EXERCISE TASK:
Each line of the material below that holds the word "указанных" needs to be copied.

☆ ☆ ☆ ☆

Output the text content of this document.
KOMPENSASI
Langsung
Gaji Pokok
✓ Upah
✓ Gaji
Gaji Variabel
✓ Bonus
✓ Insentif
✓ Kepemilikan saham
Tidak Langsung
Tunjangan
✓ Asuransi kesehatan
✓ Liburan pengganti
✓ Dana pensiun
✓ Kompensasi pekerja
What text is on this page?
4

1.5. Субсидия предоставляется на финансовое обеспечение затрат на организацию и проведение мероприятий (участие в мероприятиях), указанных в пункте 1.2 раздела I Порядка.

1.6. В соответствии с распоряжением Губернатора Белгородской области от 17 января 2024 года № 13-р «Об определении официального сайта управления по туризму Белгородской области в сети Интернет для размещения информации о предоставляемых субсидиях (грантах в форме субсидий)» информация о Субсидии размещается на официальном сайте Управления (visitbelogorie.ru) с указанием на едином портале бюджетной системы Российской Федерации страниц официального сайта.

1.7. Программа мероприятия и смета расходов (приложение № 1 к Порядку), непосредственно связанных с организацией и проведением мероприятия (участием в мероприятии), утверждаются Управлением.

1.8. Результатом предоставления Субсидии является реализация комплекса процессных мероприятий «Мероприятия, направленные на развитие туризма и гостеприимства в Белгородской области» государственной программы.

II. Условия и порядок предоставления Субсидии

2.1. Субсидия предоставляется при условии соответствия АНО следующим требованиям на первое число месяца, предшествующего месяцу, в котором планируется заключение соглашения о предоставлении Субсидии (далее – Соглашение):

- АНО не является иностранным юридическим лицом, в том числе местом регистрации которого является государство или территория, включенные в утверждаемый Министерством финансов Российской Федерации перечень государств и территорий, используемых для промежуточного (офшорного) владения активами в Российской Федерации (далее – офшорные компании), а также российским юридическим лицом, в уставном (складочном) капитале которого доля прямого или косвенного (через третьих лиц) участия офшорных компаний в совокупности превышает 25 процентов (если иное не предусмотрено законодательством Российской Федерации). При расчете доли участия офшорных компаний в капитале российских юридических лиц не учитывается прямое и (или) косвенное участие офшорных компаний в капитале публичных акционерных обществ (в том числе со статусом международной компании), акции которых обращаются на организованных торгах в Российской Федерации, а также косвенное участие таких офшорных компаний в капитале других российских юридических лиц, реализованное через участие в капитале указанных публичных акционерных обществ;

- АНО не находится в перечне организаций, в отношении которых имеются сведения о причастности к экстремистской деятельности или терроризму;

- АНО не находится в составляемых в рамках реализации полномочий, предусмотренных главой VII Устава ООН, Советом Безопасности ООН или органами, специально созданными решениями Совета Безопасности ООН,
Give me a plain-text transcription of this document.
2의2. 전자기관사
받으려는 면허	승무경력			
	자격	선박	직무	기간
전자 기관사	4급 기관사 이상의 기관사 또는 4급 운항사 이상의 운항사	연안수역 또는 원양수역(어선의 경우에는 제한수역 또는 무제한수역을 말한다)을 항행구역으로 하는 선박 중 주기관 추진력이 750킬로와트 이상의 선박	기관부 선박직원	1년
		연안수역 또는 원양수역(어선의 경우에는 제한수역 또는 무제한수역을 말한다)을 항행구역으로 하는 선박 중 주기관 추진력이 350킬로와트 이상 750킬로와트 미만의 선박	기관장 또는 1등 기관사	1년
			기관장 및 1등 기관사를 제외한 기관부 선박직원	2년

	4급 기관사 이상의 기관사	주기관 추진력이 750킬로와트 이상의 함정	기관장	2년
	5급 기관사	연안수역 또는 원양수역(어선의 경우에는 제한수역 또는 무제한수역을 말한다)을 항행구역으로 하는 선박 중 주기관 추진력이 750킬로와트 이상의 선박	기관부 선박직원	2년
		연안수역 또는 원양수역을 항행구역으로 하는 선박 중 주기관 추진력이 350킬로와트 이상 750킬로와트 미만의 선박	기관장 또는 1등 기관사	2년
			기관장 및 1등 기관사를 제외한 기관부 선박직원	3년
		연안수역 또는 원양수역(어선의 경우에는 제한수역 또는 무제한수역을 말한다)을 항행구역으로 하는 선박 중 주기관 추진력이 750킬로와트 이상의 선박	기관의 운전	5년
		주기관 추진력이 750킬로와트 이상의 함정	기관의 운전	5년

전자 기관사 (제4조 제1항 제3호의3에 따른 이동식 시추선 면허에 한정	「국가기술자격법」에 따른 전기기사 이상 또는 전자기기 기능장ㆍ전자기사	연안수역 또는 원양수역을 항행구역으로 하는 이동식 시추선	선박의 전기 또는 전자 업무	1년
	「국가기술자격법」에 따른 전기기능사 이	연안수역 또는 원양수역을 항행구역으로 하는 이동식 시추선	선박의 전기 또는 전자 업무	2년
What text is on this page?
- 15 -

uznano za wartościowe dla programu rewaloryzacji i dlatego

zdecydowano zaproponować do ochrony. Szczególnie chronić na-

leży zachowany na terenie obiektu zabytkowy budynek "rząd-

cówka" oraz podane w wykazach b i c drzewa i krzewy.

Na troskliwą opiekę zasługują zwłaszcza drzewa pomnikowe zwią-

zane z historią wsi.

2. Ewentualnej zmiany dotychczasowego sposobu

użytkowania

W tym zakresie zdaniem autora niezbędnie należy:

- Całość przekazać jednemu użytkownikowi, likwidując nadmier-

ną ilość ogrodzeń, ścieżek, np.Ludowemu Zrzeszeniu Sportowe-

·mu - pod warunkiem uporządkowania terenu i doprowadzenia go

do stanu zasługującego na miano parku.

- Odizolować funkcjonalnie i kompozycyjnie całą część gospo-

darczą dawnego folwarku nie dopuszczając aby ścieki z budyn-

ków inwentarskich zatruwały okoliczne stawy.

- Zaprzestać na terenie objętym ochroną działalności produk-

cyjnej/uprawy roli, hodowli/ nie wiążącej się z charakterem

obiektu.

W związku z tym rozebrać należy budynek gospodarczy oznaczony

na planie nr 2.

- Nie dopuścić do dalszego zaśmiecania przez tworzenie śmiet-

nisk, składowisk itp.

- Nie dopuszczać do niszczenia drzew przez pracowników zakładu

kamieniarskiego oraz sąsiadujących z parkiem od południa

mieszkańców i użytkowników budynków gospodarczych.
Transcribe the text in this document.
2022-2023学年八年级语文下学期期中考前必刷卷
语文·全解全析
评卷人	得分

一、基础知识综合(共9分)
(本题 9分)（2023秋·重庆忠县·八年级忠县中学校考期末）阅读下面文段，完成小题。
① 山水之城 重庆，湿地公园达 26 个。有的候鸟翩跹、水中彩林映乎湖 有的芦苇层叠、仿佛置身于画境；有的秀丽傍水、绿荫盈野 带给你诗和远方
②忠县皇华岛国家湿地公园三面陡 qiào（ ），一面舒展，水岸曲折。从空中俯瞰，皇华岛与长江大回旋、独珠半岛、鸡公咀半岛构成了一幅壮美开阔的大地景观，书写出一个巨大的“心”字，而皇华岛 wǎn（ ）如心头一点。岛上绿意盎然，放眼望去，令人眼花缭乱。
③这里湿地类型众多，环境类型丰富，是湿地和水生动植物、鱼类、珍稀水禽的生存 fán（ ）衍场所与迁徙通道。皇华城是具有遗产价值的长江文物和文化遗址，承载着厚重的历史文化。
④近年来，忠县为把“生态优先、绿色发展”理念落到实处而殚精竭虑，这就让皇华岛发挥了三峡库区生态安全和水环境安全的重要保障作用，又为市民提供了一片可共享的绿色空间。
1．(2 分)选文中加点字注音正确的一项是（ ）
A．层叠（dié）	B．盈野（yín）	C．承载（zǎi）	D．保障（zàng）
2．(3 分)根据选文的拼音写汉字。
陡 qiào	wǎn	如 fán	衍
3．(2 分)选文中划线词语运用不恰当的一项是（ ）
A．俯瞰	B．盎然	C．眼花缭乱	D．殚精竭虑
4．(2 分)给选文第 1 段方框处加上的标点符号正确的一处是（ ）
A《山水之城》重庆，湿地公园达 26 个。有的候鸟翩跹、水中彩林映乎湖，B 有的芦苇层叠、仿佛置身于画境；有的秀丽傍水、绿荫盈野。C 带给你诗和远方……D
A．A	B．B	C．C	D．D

☆ ☆ ☆ ☆

SOLVED EXERCISE:
1.5. Субсидия предоставляется на финансовое обеспечение затрат на организацию и проведение мероприятий (участие в мероприятиях), указанных в пункте 1.2 раздела I Порядка.
- АНО не является иностранным юридическим лицом, в том числе местом регистрации которого является государство или территория, включенные в утверждаемый Министерством финансов Российской Федерации перечень государств и территорий, используемых для промежуточного (офшорного) владения активами в Российской Федерации (далее – офшорные компании), а также российским юридическим лицом, в уставном (складочном) капитале которого доля прямого или косвенного (через третьих лиц) участия офшорных компаний в совокупности превышает 25 процентов (если иное не предусмотрено законодательством Российской Федерации). При расчете доли участия офшорных компаний в капитале российских юридических лиц не учитывается прямое и (или) косвенное участие офшорных компаний в капитале публичных акционерных обществ (в том числе со статусом международной компании), акции которых обращаются на организованных торгах в Российской Федерации, а также косвенное участие таких офшорных компаний в капитале других российских юридических лиц, реализованное через участие в капитале указанных публичных акционерных обществ;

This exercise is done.